* To do *
Write out every single entry exactly.

::::::

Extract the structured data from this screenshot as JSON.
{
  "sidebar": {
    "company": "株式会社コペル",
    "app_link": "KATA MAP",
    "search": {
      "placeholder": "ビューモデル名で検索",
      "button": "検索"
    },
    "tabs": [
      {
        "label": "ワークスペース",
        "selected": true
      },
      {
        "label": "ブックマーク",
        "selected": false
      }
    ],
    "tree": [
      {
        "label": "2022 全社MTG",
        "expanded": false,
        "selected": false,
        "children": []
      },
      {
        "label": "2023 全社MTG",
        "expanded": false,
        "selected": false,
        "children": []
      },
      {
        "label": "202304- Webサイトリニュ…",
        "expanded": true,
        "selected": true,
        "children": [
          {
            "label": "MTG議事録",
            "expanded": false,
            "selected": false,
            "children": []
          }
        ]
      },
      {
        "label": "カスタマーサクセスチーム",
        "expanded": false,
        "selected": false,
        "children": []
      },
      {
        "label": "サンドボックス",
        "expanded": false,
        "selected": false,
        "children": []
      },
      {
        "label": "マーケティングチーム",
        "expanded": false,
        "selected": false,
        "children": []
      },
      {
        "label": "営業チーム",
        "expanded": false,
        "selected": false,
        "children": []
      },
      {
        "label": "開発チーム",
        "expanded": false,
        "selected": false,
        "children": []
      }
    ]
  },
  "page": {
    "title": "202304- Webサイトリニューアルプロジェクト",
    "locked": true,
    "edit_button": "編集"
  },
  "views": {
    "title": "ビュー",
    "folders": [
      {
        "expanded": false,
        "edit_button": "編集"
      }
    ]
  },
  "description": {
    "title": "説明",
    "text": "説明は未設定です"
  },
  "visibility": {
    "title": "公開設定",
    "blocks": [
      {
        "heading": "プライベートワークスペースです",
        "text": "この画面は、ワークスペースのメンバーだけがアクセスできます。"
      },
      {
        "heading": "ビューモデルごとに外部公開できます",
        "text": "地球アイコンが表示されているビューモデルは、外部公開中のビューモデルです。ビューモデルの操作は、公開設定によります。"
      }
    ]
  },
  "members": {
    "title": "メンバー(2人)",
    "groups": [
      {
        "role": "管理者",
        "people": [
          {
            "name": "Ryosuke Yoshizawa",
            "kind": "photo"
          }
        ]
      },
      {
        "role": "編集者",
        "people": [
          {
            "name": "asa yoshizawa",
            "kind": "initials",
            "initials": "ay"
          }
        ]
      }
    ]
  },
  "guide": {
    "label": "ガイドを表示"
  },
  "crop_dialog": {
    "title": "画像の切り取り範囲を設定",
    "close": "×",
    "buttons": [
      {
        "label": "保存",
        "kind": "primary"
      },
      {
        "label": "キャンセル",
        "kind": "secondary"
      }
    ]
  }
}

::::::

* Reply *
Extract the structured data from this screenshot as JSON.
{
  "sidebar": {
    "company": "株式会社コペル",
    "app_link": "KATA MAP",
    "search": {
      "placeholder": "ビューモデル名で検索",
      "button": "検索"
    },
    "tabs": [
      {
        "label": "ワークスペース",
        "selected": true
      },
      {
        "label": "ブックマーク",
        "selected": false
      }
    ],
    "tree": [
      {
        "label": "2022 全社MTG",
        "expanded": false,
        "selected": false,
        "children": []
      },
      {
        "label": "2023 全社MTG",
        "expanded": false,
        "selected": false,
        "children": []
      },
      {
        "label": "202304- Webサイトリニュ…",
        "expanded": true,
        "selected": true,
        "children": [
          {
            "label": "MTG議事録",
            "expanded": false,
            "selected": false,
            "children": []
          }
        ]
      },
      {
        "label": "カスタマーサクセスチーム",
        "expanded": false,
        "selected": false,
        "children": []
      },
      {
        "label": "サンドボックス",
        "expanded": false,
        "selected": false,
        "children": []
      },
      {
        "label": "マーケティングチーム",
        "expanded": false,
        "selected": false,
        "children": []
      },
      {
        "label": "営業チーム",
        "expanded": false,
        "selected": false,
        "children": []
      },
      {
        "label": "開発チーム",
        "expanded": false,
        "selected": false,
        "children": []
      }
    ]
  },
  "page": {
    "title": "202304- Webサイトリニューアルプロジェクト",
    "locked": true,
    "edit_button": "編集"
  },
  "views": {
    "title": "ビュー",
    "folders": [
      {
        "expanded": false,
        "edit_button": "編集"
      }
    ]
  },
  "description": {
    "title": "説明",
    "text": "説明は未設定です"
  },
  "visibility": {
    "title": "公開設定",
    "blocks": [
      {
        "heading": "プライベートワークスペースです",
        "text": "この画面は、ワークスペースのメンバーだけがアクセスできます。"
      },
      {
        "heading": "ビューモデルごとに外部公開できます",
        "text": "地球アイコンが表示されているビューモデルは、外部公開中のビューモデルです。ビューモデルの操作は、公開設定によります。"
      }
    ]
  },
  "members": {
    "title": "メンバー(2人)",
    "groups": [
      {
        "role": "管理者",
        "people": [
          {
            "name": "Ryosuke Yoshizawa",
            "kind": "photo"
          }
        ]
      },
      {
        "role": "編集者",
        "people": [
          {
            "name": "asa yoshizawa",
            "kind": "initials",
            "initials": "ay"
          }
        ]
      }
    ]
  },
  "guide": {
    "label": "ガイドを表示"
  },
  "crop_dialog": {
    "title": "画像の切り取り範囲を設定",
    "close": "×",
    "buttons": [
      {
        "label": "保存",
        "kind": "primary"
      },
      {
        "label": "キャンセル",
        "kind": "secondary"
      }
    ]
  }
}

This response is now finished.